EXTRACTED DATA:

---*---

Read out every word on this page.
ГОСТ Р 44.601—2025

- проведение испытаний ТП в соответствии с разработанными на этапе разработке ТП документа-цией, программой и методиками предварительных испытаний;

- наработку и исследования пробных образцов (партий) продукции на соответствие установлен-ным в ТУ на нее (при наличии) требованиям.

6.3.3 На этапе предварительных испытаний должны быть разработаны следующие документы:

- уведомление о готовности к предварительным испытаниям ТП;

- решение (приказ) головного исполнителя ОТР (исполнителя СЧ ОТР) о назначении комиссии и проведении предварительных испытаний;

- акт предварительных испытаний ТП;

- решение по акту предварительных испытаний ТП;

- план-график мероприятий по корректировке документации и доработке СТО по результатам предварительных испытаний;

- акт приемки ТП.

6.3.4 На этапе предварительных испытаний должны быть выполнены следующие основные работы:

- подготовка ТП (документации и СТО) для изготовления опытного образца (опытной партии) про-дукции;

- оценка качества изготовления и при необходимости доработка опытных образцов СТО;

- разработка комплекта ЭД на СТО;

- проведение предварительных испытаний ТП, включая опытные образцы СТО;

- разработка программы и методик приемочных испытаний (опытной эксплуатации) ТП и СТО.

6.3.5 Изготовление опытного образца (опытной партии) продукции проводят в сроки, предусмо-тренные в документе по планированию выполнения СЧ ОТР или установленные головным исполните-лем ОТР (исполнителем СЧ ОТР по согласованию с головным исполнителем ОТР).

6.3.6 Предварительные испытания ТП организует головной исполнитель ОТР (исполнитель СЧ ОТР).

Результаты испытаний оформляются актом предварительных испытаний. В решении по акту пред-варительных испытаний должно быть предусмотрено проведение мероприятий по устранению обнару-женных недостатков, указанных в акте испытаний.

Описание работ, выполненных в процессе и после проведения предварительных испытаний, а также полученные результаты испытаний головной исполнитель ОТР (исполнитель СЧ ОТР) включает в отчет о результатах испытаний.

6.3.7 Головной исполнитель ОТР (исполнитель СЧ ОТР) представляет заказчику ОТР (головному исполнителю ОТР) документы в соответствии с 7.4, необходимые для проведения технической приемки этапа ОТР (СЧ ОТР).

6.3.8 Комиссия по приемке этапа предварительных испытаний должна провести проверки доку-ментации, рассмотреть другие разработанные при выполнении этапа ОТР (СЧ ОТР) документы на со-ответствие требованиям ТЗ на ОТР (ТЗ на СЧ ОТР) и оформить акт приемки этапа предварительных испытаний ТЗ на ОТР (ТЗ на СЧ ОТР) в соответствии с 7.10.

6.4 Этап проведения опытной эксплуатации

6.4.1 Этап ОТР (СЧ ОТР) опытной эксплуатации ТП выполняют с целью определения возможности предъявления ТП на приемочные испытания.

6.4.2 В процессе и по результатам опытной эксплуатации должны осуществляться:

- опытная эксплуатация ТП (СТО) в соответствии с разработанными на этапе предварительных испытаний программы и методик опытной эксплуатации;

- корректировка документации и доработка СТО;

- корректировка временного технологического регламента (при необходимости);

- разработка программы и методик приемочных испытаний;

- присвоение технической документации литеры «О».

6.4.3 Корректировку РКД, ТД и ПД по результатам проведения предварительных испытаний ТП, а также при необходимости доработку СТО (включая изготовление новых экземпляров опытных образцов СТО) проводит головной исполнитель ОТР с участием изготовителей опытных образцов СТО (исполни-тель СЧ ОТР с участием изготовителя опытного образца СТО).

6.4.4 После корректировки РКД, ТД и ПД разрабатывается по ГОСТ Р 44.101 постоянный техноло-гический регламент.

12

---*---

STATED EXERCISE:
Using the exact wording, write out all of the records.

EXERCISE RESPONSE:
Read out every word on this page.
ГОСТ Р 44.601—2025

- проведение испытаний ТП в соответствии с разработанными на этапе разработке ТП документа-цией, программой и методиками предварительных испытаний;

- наработку и исследования пробных образцов (партий) продукции на соответствие установлен-ным в ТУ на нее (при наличии) требованиям.

6.3.3 На этапе предварительных испытаний должны быть разработаны следующие документы:

- уведомление о готовности к предварительным испытаниям ТП;

- решение (приказ) головного исполнителя ОТР (исполнителя СЧ ОТР) о назначении комиссии и проведении предварительных испытаний;

- акт предварительных испытаний ТП;

- решение по акту предварительных испытаний ТП;

- план-график мероприятий по корректировке документации и доработке СТО по результатам предварительных испытаний;

- акт приемки ТП.

6.3.4 На этапе предварительных испытаний должны быть выполнены следующие основные работы:

- подготовка ТП (документации и СТО) для изготовления опытного образца (опытной партии) про-дукции;

- оценка качества изготовления и при необходимости доработка опытных образцов СТО;

- разработка комплекта ЭД на СТО;

- проведение предварительных испытаний ТП, включая опытные образцы СТО;

- разработка программы и методик приемочных испытаний (опытной эксплуатации) ТП и СТО.

6.3.5 Изготовление опытного образца (опытной партии) продукции проводят в сроки, предусмо-тренные в документе по планированию выполнения СЧ ОТР или установленные головным исполните-лем ОТР (исполнителем СЧ ОТР по согласованию с головным исполнителем ОТР).

6.3.6 Предварительные испытания ТП организует головной исполнитель ОТР (исполнитель СЧ ОТР).

Результаты испытаний оформляются актом предварительных испытаний. В решении по акту пред-варительных испытаний должно быть предусмотрено проведение мероприятий по устранению обнару-женных недостатков, указанных в акте испытаний.

Описание работ, выполненных в процессе и после проведения предварительных испытаний, а также полученные результаты испытаний головной исполнитель ОТР (исполнитель СЧ ОТР) включает в отчет о результатах испытаний.

6.3.7 Головной исполнитель ОТР (исполнитель СЧ ОТР) представляет заказчику ОТР (головному исполнителю ОТР) документы в соответствии с 7.4, необходимые для проведения технической приемки этапа ОТР (СЧ ОТР).

6.3.8 Комиссия по приемке этапа предварительных испытаний должна провести проверки доку-ментации, рассмотреть другие разработанные при выполнении этапа ОТР (СЧ ОТР) документы на со-ответствие требованиям ТЗ на ОТР (ТЗ на СЧ ОТР) и оформить акт приемки этапа предварительных испытаний ТЗ на ОТР (ТЗ на СЧ ОТР) в соответствии с 7.10.

6.4 Этап проведения опытной эксплуатации

6.4.1 Этап ОТР (СЧ ОТР) опытной эксплуатации ТП выполняют с целью определения возможности предъявления ТП на приемочные испытания.

6.4.2 В процессе и по результатам опытной эксплуатации должны осуществляться:

- опытная эксплуатация ТП (СТО) в соответствии с разработанными на этапе предварительных испытаний программы и методик опытной эксплуатации;

- корректировка документации и доработка СТО;

- корректировка временного технологического регламента (при необходимости);

- разработка программы и методик приемочных испытаний;

- присвоение технической документации литеры «О».

6.4.3 Корректировку РКД, ТД и ПД по результатам проведения предварительных испытаний ТП, а также при необходимости доработку СТО (включая изготовление новых экземпляров опытных образцов СТО) проводит головной исполнитель ОТР с участием изготовителей опытных образцов СТО (исполни-тель СЧ ОТР с участием изготовителя опытного образца СТО).

6.4.4 После корректировки РКД, ТД и ПД разрабатывается по ГОСТ Р 44.101 постоянный техноло-гический регламент.

12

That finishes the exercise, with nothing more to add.